TASK PROMPT> Reproduce all entries precisely, down to the last character.

- - -

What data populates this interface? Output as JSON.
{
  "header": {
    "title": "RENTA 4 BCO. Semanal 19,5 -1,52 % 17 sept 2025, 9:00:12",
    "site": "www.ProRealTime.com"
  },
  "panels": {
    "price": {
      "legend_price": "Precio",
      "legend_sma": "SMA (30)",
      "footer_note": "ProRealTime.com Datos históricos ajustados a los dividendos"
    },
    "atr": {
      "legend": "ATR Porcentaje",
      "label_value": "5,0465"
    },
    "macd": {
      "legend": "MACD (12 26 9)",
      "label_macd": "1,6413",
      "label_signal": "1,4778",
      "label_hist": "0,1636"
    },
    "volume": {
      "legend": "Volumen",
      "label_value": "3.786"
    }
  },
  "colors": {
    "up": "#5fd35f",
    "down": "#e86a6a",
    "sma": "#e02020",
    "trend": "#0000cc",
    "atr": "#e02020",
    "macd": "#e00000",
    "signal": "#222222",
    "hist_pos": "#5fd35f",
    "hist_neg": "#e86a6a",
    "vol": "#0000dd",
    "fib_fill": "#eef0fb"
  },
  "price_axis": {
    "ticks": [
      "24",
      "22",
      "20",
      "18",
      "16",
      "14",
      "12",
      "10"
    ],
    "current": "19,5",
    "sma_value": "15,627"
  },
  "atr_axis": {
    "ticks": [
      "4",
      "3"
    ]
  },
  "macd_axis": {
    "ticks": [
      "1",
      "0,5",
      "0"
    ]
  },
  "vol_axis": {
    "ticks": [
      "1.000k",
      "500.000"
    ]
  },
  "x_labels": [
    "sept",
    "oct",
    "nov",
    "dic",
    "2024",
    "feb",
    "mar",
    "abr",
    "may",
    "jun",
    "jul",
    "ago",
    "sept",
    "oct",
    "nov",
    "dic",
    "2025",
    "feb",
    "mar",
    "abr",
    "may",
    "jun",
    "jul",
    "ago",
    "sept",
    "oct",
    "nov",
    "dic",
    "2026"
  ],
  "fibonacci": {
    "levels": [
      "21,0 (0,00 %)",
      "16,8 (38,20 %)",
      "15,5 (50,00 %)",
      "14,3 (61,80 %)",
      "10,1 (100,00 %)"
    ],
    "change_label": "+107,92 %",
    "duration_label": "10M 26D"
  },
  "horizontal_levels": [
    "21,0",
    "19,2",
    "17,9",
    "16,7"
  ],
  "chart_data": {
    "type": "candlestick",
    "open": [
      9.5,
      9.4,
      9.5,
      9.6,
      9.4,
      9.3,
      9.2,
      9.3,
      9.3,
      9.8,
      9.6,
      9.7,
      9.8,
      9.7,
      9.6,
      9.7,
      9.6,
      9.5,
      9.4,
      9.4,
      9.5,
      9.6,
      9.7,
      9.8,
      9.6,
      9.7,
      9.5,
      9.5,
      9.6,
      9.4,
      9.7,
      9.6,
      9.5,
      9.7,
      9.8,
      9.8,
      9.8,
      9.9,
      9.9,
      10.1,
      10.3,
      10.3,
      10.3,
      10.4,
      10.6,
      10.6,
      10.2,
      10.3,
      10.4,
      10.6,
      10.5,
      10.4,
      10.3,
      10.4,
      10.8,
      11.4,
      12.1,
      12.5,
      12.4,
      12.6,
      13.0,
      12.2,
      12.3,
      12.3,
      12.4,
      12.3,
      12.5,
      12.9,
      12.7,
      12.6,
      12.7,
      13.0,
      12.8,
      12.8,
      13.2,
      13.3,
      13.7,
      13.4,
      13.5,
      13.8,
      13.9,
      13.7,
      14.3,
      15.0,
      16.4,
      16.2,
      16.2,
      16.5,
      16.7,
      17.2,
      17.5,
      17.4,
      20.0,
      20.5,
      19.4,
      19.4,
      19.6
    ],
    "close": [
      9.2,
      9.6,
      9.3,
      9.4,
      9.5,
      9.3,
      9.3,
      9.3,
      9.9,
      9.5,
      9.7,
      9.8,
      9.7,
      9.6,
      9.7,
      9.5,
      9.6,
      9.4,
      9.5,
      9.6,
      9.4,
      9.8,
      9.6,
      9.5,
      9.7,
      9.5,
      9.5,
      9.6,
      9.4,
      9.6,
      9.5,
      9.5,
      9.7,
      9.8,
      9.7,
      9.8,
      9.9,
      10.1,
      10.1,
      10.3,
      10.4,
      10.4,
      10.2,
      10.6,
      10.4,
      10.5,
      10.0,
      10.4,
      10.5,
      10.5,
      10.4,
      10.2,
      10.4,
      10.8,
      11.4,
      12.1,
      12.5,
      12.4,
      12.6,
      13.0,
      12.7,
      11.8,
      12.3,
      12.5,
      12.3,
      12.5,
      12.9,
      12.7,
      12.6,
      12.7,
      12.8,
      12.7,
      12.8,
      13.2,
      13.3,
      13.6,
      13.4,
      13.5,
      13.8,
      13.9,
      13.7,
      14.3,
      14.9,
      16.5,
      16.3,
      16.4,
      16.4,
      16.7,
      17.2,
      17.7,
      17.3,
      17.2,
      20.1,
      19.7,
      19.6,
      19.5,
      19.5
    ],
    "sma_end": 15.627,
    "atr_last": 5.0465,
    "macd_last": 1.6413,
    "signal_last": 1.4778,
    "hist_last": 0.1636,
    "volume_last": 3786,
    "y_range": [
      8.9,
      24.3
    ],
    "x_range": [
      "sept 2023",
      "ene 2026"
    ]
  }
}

- - -

EXERCISE RESULT>
What data populates this interface? Output as JSON.
{
  "header": {
    "title": "RENTA 4 BCO. Semanal 19,5 -1,52 % 17 sept 2025, 9:00:12",
    "site": "www.ProRealTime.com"
  },
  "panels": {
    "price": {
      "legend_price": "Precio",
      "legend_sma": "SMA (30)",
      "footer_note": "ProRealTime.com Datos históricos ajustados a los dividendos"
    },
    "atr": {
      "legend": "ATR Porcentaje",
      "label_value": "5,0465"
    },
    "macd": {
      "legend": "MACD (12 26 9)",
      "label_macd": "1,6413",
      "label_signal": "1,4778",
      "label_hist": "0,1636"
    },
    "volume": {
      "legend": "Volumen",
      "label_value": "3.786"
    }
  },
  "colors": {
    "up": "#5fd35f",
    "down": "#e86a6a",
    "sma": "#e02020",
    "trend": "#0000cc",
    "atr": "#e02020",
    "macd": "#e00000",
    "signal": "#222222",
    "hist_pos": "#5fd35f",
    "hist_neg": "#e86a6a",
    "vol": "#0000dd",
    "fib_fill": "#eef0fb"
  },
  "price_axis": {
    "ticks": [
      "24",
      "22",
      "20",
      "18",
      "16",
      "14",
      "12",
      "10"
    ],
    "current": "19,5",
    "sma_value": "15,627"
  },
  "atr_axis": {
    "ticks": [
      "4",
      "3"
    ]
  },
  "macd_axis": {
    "ticks": [
      "1",
      "0,5",
      "0"
    ]
  },
  "vol_axis": {
    "ticks": [
      "1.000k",
      "500.000"
    ]
  },
  "x_labels": [
    "sept",
    "oct",
    "nov",
    "dic",
    "2024",
    "feb",
    "mar",
    "abr",
    "may",
    "jun",
    "jul",
    "ago",
    "sept",
    "oct",
    "nov",
    "dic",
    "2025",
    "feb",
    "mar",
    "abr",
    "may",
    "jun",
    "jul",
    "ago",
    "sept",
    "oct",
    "nov",
    "dic",
    "2026"
  ],
  "fibonacci": {
    "levels": [
      "21,0 (0,00 %)",
      "16,8 (38,20 %)",
      "15,5 (50,00 %)",
      "14,3 (61,80 %)",
      "10,1 (100,00 %)"
    ],
    "change_label": "+107,92 %",
    "duration_label": "10M 26D"
  },
  "horizontal_levels": [
    "21,0",
    "19,2",
    "17,9",
    "16,7"
  ],
  "chart_data": {
    "type": "candlestick",
    "open": [
      9.5,
      9.4,
      9.5,
      9.6,
      9.4,
      9.3,
      9.2,
      9.3,
      9.3,
      9.8,
      9.6,
      9.7,
      9.8,
      9.7,
      9.6,
      9.7,
      9.6,
      9.5,
      9.4,
      9.4,
      9.5,
      9.6,
      9.7,
      9.8,
      9.6,
      9.7,
      9.5,
      9.5,
      9.6,
      9.4,
      9.7,
      9.6,
      9.5,
      9.7,
      9.8,
      9.8,
      9.8,
      9.9,
      9.9,
      10.1,
      10.3,
      10.3,
      10.3,
      10.4,
      10.6,
      10.6,
      10.2,
      10.3,
      10.4,
      10.6,
      10.5,
      10.4,
      10.3,
      10.4,
      10.8,
      11.4,
      12.1,
      12.5,
      12.4,
      12.6,
      13.0,
      12.2,
      12.3,
      12.3,
      12.4,
      12.3,
      12.5,
      12.9,
      12.7,
      12.6,
      12.7,
      13.0,
      12.8,
      12.8,
      13.2,
      13.3,
      13.7,
      13.4,
      13.5,
      13.8,
      13.9,
      13.7,
      14.3,
      15.0,
      16.4,
      16.2,
      16.2,
      16.5,
      16.7,
      17.2,
      17.5,
      17.4,
      20.0,
      20.5,
      19.4,
      19.4,
      19.6
    ],
    "close": [
      9.2,
      9.6,
      9.3,
      9.4,
      9.5,
      9.3,
      9.3,
      9.3,
      9.9,
      9.5,
      9.7,
      9.8,
      9.7,
      9.6,
      9.7,
      9.5,
      9.6,
      9.4,
      9.5,
      9.6,
      9.4,
      9.8,
      9.6,
      9.5,
      9.7,
      9.5,
      9.5,
      9.6,
      9.4,
      9.6,
      9.5,
      9.5,
      9.7,
      9.8,
      9.7,
      9.8,
      9.9,
      10.1,
      10.1,
      10.3,
      10.4,
      10.4,
      10.2,
      10.6,
      10.4,
      10.5,
      10.0,
      10.4,
      10.5,
      10.5,
      10.4,
      10.2,
      10.4,
      10.8,
      11.4,
      12.1,
      12.5,
      12.4,
      12.6,
      13.0,
      12.7,
      11.8,
      12.3,
      12.5,
      12.3,
      12.5,
      12.9,
      12.7,
      12.6,
      12.7,
      12.8,
      12.7,
      12.8,
      13.2,
      13.3,
      13.6,
      13.4,
      13.5,
      13.8,
      13.9,
      13.7,
      14.3,
      14.9,
      16.5,
      16.3,
      16.4,
      16.4,
      16.7,
      17.2,
      17.7,
      17.3,
      17.2,
      20.1,
      19.7,
      19.6,
      19.5,
      19.5
    ],
    "sma_end": 15.627,
    "atr_last": 5.0465,
    "macd_last": 1.6413,
    "signal_last": 1.4778,
    "hist_last": 0.1636,
    "volume_last": 3786,
    "y_range": [
      8.9,
      24.3
    ],
    "x_range": [
      "sept 2023",
      "ene 2026"
    ]
  }
}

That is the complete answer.